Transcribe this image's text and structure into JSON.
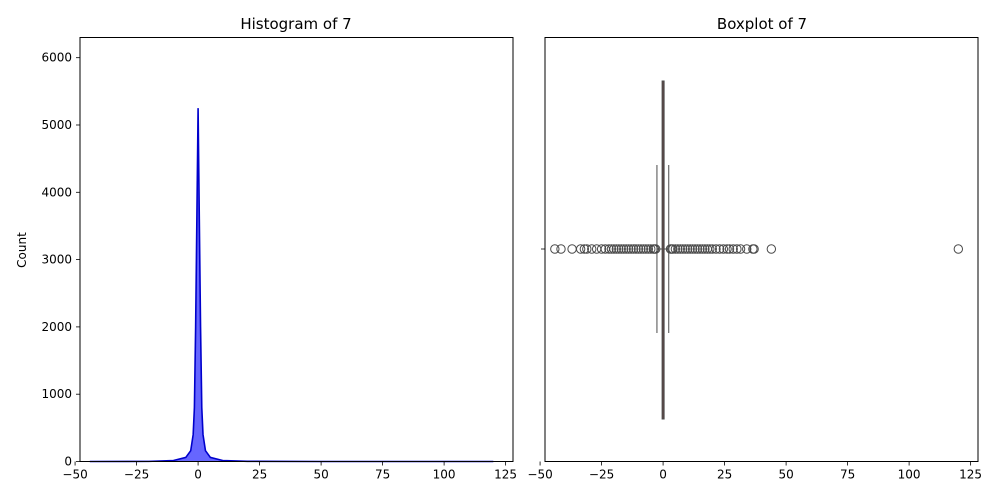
{
  "chart_data": [
    {
      "type": "area",
      "title": "Histogram of 7",
      "xlabel": "",
      "ylabel": "Count",
      "xlim": [
        -48,
        128
      ],
      "ylim": [
        0,
        6300
      ],
      "xticks": [
        -50,
        -25,
        0,
        25,
        50,
        75,
        100,
        125
      ],
      "yticks": [
        0,
        1000,
        2000,
        3000,
        4000,
        5000,
        6000
      ],
      "grid": false,
      "fill_color": "#0000ff",
      "line_color": "#0000cc",
      "series": [
        {
          "x": [
            -44,
            -20,
            -10,
            -5,
            -3,
            -2,
            -1.5,
            -1,
            -0.5,
            0,
            0.5,
            1,
            1.5,
            2,
            3,
            5,
            10,
            20,
            50,
            120
          ],
          "values": [
            0,
            2,
            15,
            60,
            160,
            400,
            800,
            2000,
            3600,
            5250,
            3600,
            2000,
            800,
            400,
            160,
            60,
            15,
            3,
            0,
            0
          ]
        }
      ]
    },
    {
      "type": "boxplot",
      "title": "Boxplot of 7",
      "xlabel": "",
      "ylabel": "",
      "xlim": [
        -48,
        128
      ],
      "xticks": [
        -50,
        -25,
        0,
        25,
        50,
        75,
        100,
        125
      ],
      "grid": false,
      "box_color": "#e0413d",
      "median_color": "#4a4a4a",
      "stats": {
        "q1": -0.4,
        "median": 0.0,
        "q3": 0.4,
        "whisker_low": -2.5,
        "whisker_high": 2.3
      },
      "outliers": [
        -44,
        -41.5,
        -37,
        -33.5,
        -32,
        -31,
        -29,
        -27,
        -25,
        -23.5,
        -22,
        -21,
        -20,
        -19,
        -18,
        -17,
        -16,
        -15,
        -14,
        -13,
        -12,
        -11,
        -10,
        -9,
        -8,
        -7,
        -6,
        -5,
        -4,
        -3.5,
        -3,
        3,
        3.5,
        4,
        5,
        6,
        7,
        8,
        9,
        10,
        11,
        12,
        13,
        14,
        15,
        16,
        17,
        18,
        19,
        20,
        21.5,
        23,
        24.5,
        26,
        27,
        28.5,
        30,
        31.5,
        34,
        36.5,
        37,
        44,
        120
      ]
    }
  ]
}
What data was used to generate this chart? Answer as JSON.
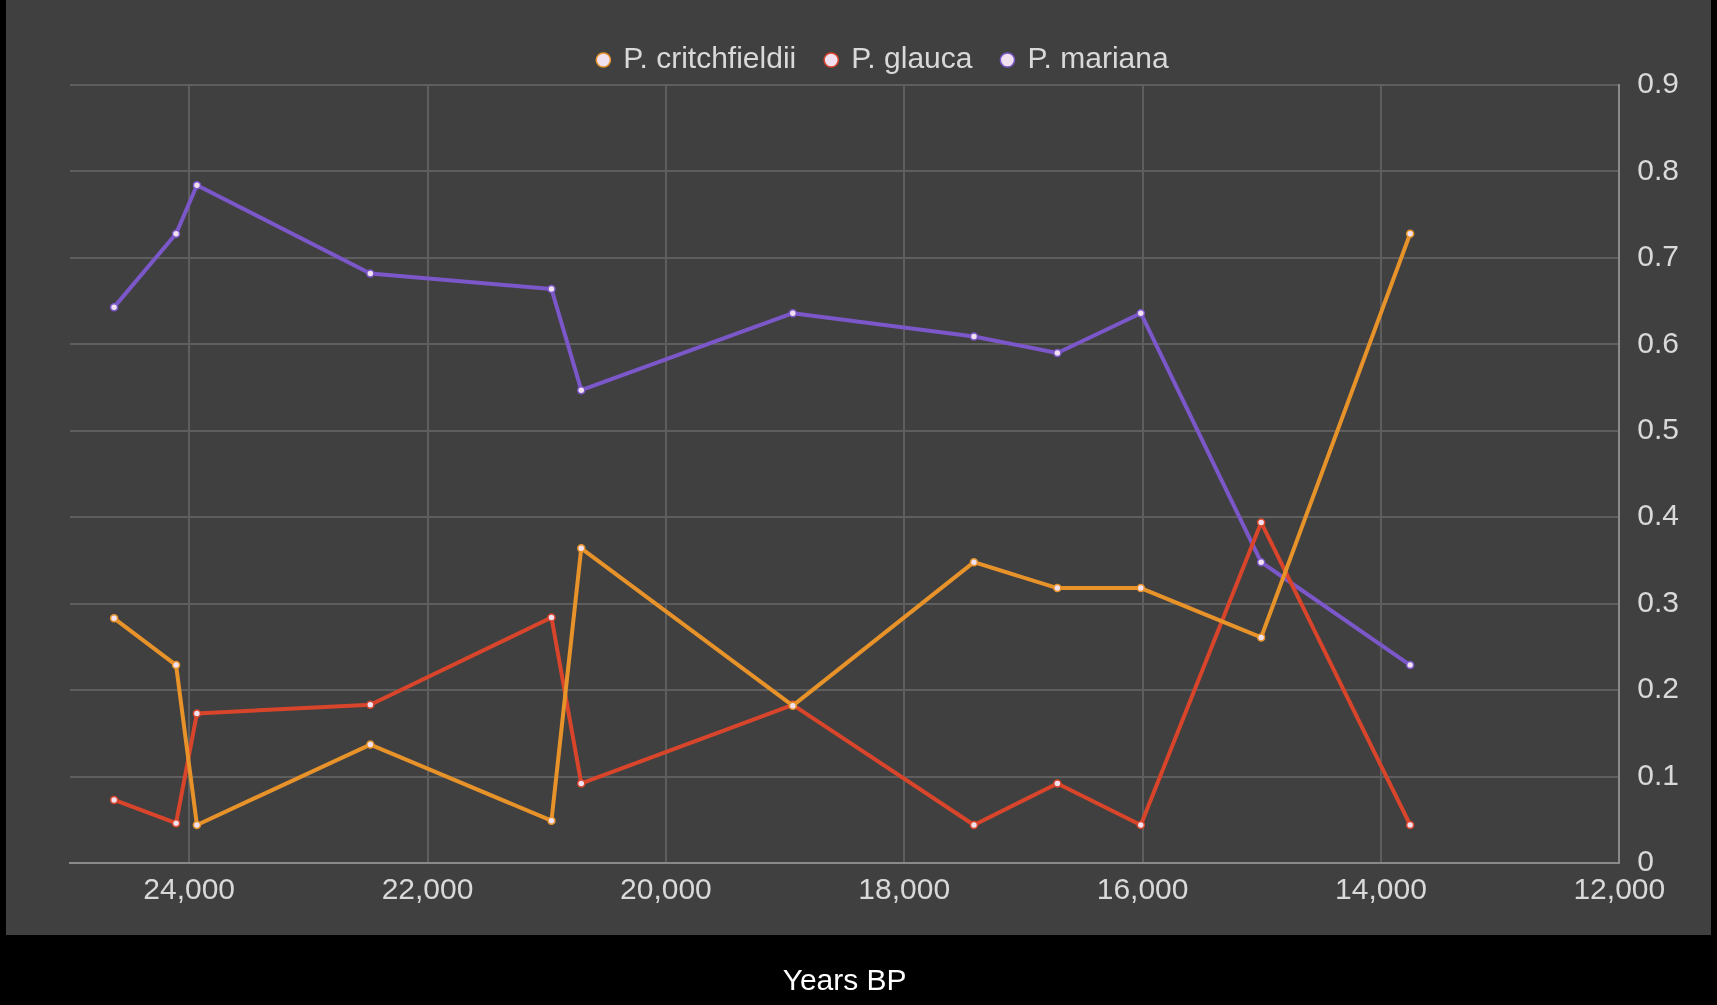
{
  "chart_data": {
    "type": "line",
    "xlabel": "Years BP",
    "legend": "top",
    "grid": true,
    "marker": "circle",
    "line_style": "solid",
    "x": [
      24630,
      24110,
      23935,
      22480,
      20960,
      20710,
      18935,
      17415,
      16715,
      16015,
      15005,
      13755
    ],
    "xlim": [
      25000,
      12000
    ],
    "xticks": [
      {
        "value": 24000,
        "label": "24,000"
      },
      {
        "value": 22000,
        "label": "22,000"
      },
      {
        "value": 20000,
        "label": "20,000"
      },
      {
        "value": 18000,
        "label": "18,000"
      },
      {
        "value": 16000,
        "label": "16,000"
      },
      {
        "value": 14000,
        "label": "14,000"
      },
      {
        "value": 12000,
        "label": "12,000"
      }
    ],
    "ylim": [
      0,
      0.9
    ],
    "yticks": [
      0,
      0.1,
      0.2,
      0.3,
      0.4,
      0.5,
      0.6,
      0.7,
      0.8,
      0.9
    ],
    "series": [
      {
        "name": "P. critchfieldii",
        "color": "#e8932a",
        "values": [
          0.283,
          0.229,
          0.044,
          0.137,
          0.049,
          0.364,
          0.182,
          0.348,
          0.318,
          0.318,
          0.261,
          0.728
        ]
      },
      {
        "name": "P. glauca",
        "color": "#d9452b",
        "values": [
          0.073,
          0.046,
          0.173,
          0.183,
          0.284,
          0.092,
          0.183,
          0.044,
          0.092,
          0.044,
          0.394,
          0.044
        ]
      },
      {
        "name": "P. mariana",
        "color": "#7b57c9",
        "values": [
          0.643,
          0.728,
          0.784,
          0.682,
          0.664,
          0.547,
          0.636,
          0.609,
          0.59,
          0.636,
          0.348,
          0.229
        ]
      }
    ]
  }
}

### What is required
Output all of the records exactly as they appear above, but not the pictures.

### Output for this task
Transcribe this image's text and structure into JSON.
{
  "chart_data": [
    {
      "type": "area",
      "title": "Histogram of 7",
      "xlabel": "",
      "ylabel": "Count",
      "xlim": [
        -48,
        128
      ],
      "ylim": [
        0,
        6300
      ],
      "xticks": [
        -50,
        -25,
        0,
        25,
        50,
        75,
        100,
        125
      ],
      "yticks": [
        0,
        1000,
        2000,
        3000,
        4000,
        5000,
        6000
      ],
      "grid": false,
      "fill_color": "#0000ff",
      "line_color": "#0000cc",
      "series": [
        {
          "x": [
            -44,
            -20,
            -10,
            -5,
            -3,
            -2,
            -1.5,
            -1,
            -0.5,
            0,
            0.5,
            1,
            1.5,
            2,
            3,
            5,
            10,
            20,
            50,
            120
          ],
          "values": [
            0,
            2,
            15,
            60,
            160,
            400,
            800,
            2000,
            3600,
            5250,
            3600,
            2000,
            800,
            400,
            160,
            60,
            15,
            3,
            0,
            0
          ]
        }
      ]
    },
    {
      "type": "boxplot",
      "title": "Boxplot of 7",
      "xlabel": "",
      "ylabel": "",
      "xlim": [
        -48,
        128
      ],
      "xticks": [
        -50,
        -25,
        0,
        25,
        50,
        75,
        100,
        125
      ],
      "grid": false,
      "box_color": "#e0413d",
      "median_color": "#4a4a4a",
      "stats": {
        "q1": -0.4,
        "median": 0.0,
        "q3": 0.4,
        "whisker_low": -2.5,
        "whisker_high": 2.3
      },
      "outliers": [
        -44,
        -41.5,
        -37,
        -33.5,
        -32,
        -31,
        -29,
        -27,
        -25,
        -23.5,
        -22,
        -21,
        -20,
        -19,
        -18,
        -17,
        -16,
        -15,
        -14,
        -13,
        -12,
        -11,
        -10,
        -9,
        -8,
        -7,
        -6,
        -5,
        -4,
        -3.5,
        -3,
        3,
        3.5,
        4,
        5,
        6,
        7,
        8,
        9,
        10,
        11,
        12,
        13,
        14,
        15,
        16,
        17,
        18,
        19,
        20,
        21.5,
        23,
        24.5,
        26,
        27,
        28.5,
        30,
        31.5,
        34,
        36.5,
        37,
        44,
        120
      ]
    }
  ]
}
What data was used to generate this chart? Answer as JSON.
{
  "chart_data": {
    "type": "line",
    "xlabel": "Years BP",
    "legend": "top",
    "grid": true,
    "marker": "circle",
    "line_style": "solid",
    "x": [
      24630,
      24110,
      23935,
      22480,
      20960,
      20710,
      18935,
      17415,
      16715,
      16015,
      15005,
      13755
    ],
    "xlim": [
      25000,
      12000
    ],
    "xticks": [
      {
        "value": 24000,
        "label": "24,000"
      },
      {
        "value": 22000,
        "label": "22,000"
      },
      {
        "value": 20000,
        "label": "20,000"
      },
      {
        "value": 18000,
        "label": "18,000"
      },
      {
        "value": 16000,
        "label": "16,000"
      },
      {
        "value": 14000,
        "label": "14,000"
      },
      {
        "value": 12000,
        "label": "12,000"
      }
    ],
    "ylim": [
      0,
      0.9
    ],
    "yticks": [
      0,
      0.1,
      0.2,
      0.3,
      0.4,
      0.5,
      0.6,
      0.7,
      0.8,
      0.9
    ],
    "series": [
      {
        "name": "P. critchfieldii",
        "color": "#e8932a",
        "values": [
          0.283,
          0.229,
          0.044,
          0.137,
          0.049,
          0.364,
          0.182,
          0.348,
          0.318,
          0.318,
          0.261,
          0.728
        ]
      },
      {
        "name": "P. glauca",
        "color": "#d9452b",
        "values": [
          0.073,
          0.046,
          0.173,
          0.183,
          0.284,
          0.092,
          0.183,
          0.044,
          0.092,
          0.044,
          0.394,
          0.044
        ]
      },
      {
        "name": "P. mariana",
        "color": "#7b57c9",
        "values": [
          0.643,
          0.728,
          0.784,
          0.682,
          0.664,
          0.547,
          0.636,
          0.609,
          0.59,
          0.636,
          0.348,
          0.229
        ]
      }
    ]
  }
}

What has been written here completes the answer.